- DATASET ENTRIES -
++++

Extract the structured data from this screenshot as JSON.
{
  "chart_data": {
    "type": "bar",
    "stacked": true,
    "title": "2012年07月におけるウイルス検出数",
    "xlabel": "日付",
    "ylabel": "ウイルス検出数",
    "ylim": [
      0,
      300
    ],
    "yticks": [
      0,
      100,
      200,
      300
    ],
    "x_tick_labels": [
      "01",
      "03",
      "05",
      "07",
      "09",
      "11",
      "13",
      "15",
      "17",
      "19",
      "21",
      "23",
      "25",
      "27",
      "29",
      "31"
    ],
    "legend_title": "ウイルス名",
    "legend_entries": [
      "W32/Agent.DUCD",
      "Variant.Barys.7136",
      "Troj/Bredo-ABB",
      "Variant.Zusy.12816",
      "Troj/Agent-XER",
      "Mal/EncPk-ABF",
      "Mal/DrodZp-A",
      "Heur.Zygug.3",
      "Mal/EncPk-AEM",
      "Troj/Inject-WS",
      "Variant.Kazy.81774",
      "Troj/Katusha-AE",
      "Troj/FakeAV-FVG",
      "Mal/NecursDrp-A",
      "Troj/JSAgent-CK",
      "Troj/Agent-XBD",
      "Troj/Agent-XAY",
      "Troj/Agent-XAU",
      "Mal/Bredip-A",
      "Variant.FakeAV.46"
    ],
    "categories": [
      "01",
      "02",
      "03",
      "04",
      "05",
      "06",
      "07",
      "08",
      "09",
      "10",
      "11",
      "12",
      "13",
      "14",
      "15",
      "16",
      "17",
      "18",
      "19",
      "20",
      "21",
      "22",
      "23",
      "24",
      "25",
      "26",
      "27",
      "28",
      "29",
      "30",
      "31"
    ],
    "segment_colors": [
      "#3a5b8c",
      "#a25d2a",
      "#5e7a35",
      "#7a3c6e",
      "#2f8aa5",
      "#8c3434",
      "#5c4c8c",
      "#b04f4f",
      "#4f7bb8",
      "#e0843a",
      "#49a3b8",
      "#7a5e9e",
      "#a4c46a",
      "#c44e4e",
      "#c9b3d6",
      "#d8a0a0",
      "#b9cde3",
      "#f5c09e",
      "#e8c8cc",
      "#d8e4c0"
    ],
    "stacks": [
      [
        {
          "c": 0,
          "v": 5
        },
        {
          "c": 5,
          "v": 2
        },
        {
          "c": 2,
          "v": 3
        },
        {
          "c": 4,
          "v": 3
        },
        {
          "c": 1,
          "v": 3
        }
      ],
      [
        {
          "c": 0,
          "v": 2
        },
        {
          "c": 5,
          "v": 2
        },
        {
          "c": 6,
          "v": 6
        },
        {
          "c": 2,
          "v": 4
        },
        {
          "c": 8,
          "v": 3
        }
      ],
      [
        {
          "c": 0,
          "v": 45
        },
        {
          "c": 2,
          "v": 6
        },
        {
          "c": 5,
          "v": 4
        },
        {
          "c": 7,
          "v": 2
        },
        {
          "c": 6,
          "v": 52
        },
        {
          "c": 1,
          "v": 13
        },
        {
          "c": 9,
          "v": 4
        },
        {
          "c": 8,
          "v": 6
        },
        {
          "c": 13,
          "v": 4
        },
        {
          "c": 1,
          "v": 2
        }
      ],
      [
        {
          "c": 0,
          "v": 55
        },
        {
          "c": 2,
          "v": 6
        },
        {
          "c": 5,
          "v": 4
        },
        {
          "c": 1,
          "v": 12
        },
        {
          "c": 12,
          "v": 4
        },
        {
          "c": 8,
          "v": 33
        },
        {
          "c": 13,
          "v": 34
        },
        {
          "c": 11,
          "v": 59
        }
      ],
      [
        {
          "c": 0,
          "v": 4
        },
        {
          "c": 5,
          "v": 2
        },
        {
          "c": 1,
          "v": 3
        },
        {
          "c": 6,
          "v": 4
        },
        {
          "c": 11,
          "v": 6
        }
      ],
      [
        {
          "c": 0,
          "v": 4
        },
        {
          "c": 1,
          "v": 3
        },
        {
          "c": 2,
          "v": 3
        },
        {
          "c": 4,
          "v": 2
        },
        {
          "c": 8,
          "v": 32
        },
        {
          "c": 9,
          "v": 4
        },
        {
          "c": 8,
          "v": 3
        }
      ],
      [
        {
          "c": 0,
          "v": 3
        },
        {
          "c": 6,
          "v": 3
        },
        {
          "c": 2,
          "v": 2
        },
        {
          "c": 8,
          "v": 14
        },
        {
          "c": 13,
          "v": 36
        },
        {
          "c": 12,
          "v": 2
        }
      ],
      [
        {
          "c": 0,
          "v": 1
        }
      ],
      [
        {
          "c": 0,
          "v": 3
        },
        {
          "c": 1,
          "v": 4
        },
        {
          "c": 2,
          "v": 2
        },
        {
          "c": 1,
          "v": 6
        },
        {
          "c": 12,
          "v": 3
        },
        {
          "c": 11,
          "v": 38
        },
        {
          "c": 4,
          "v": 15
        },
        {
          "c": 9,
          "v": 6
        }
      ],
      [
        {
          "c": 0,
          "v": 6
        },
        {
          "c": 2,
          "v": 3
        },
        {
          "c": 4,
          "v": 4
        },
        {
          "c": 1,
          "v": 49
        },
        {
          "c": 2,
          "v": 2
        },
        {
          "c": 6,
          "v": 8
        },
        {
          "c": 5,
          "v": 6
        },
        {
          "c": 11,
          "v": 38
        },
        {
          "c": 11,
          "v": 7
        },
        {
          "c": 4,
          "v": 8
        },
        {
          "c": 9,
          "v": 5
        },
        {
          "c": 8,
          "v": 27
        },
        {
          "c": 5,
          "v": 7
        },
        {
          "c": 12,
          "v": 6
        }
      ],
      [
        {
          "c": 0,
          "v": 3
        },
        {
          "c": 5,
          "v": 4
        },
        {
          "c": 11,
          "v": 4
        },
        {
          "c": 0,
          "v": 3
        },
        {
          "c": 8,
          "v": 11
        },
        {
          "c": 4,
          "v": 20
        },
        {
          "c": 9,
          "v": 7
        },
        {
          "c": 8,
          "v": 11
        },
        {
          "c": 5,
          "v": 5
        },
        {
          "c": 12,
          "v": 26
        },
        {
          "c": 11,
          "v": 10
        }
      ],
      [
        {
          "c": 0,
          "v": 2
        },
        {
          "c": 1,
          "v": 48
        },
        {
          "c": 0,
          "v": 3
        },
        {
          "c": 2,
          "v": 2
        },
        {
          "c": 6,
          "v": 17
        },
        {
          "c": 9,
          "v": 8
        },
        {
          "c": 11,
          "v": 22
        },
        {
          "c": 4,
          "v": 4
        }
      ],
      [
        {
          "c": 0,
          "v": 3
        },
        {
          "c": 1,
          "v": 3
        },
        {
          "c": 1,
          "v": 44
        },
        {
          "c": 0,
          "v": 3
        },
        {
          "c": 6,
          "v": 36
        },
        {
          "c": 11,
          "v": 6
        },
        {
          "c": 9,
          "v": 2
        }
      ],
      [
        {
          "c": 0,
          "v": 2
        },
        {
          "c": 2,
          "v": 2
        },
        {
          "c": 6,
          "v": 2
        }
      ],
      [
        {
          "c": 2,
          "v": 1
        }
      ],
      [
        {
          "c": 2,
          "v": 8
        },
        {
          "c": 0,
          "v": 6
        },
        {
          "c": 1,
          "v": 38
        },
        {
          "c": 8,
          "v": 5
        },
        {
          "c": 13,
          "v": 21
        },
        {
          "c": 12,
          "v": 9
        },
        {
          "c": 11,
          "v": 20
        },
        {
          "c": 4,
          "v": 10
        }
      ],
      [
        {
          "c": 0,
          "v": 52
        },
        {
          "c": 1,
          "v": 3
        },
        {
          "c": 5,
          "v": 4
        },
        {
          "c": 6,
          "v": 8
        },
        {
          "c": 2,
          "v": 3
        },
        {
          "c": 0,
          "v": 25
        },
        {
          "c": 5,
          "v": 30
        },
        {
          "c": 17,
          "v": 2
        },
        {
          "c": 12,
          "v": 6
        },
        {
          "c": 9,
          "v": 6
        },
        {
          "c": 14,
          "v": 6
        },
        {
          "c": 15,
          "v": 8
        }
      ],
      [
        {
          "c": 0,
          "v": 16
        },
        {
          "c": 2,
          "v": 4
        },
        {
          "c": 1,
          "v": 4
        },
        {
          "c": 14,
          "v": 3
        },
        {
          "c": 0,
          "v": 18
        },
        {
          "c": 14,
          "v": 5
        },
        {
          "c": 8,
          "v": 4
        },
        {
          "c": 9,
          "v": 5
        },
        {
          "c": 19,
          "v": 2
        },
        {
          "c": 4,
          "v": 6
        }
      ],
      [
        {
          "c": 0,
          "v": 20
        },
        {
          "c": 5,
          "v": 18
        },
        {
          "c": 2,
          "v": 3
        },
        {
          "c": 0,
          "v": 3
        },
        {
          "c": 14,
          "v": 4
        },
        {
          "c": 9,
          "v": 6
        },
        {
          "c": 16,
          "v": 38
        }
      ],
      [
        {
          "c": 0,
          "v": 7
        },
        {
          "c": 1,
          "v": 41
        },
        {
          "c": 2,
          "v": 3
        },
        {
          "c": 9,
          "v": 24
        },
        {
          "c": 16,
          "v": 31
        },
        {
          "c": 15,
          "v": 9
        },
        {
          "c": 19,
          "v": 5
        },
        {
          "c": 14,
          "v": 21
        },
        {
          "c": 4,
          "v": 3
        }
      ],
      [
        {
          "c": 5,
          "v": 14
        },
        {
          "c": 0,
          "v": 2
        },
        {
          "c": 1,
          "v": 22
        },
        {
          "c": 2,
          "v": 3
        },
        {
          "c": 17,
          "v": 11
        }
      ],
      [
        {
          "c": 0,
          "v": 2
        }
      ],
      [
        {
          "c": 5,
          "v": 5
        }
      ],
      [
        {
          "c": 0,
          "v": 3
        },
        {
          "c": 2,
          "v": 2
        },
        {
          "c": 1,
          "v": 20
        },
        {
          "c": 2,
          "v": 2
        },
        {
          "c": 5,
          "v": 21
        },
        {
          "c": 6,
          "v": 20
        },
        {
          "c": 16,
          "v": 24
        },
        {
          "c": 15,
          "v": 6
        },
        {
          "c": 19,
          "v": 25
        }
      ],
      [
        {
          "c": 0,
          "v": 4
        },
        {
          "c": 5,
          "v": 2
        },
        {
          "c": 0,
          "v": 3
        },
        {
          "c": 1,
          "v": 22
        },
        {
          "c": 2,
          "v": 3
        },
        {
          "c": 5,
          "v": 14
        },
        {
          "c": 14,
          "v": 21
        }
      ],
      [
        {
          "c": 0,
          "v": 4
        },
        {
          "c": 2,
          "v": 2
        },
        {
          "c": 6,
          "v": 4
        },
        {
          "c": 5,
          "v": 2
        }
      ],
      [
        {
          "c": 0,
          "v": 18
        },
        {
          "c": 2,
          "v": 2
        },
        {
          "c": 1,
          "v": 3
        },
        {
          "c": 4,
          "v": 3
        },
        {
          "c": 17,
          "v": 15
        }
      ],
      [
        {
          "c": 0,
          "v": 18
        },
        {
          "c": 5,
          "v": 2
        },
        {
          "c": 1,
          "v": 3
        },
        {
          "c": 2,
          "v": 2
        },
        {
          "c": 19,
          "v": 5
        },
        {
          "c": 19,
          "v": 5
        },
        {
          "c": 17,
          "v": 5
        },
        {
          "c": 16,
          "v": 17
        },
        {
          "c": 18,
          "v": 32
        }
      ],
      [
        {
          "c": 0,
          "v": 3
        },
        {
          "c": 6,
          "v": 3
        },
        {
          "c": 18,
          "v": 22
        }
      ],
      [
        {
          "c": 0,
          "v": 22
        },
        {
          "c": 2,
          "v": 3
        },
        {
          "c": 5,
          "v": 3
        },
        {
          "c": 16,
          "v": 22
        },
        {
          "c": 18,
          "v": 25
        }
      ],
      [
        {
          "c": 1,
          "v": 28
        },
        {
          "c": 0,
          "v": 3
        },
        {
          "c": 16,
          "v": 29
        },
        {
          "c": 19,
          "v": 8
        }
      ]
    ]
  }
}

++++

- WHAT THE TASK ASKS -
Write out each line of the data that holds the string "Variant".

- TASK SOLUTION -
      "Variant.Barys.7136",
      "Variant.Zusy.12816",
      "Variant.Kazy.81774",
      "Variant.FakeAV.46"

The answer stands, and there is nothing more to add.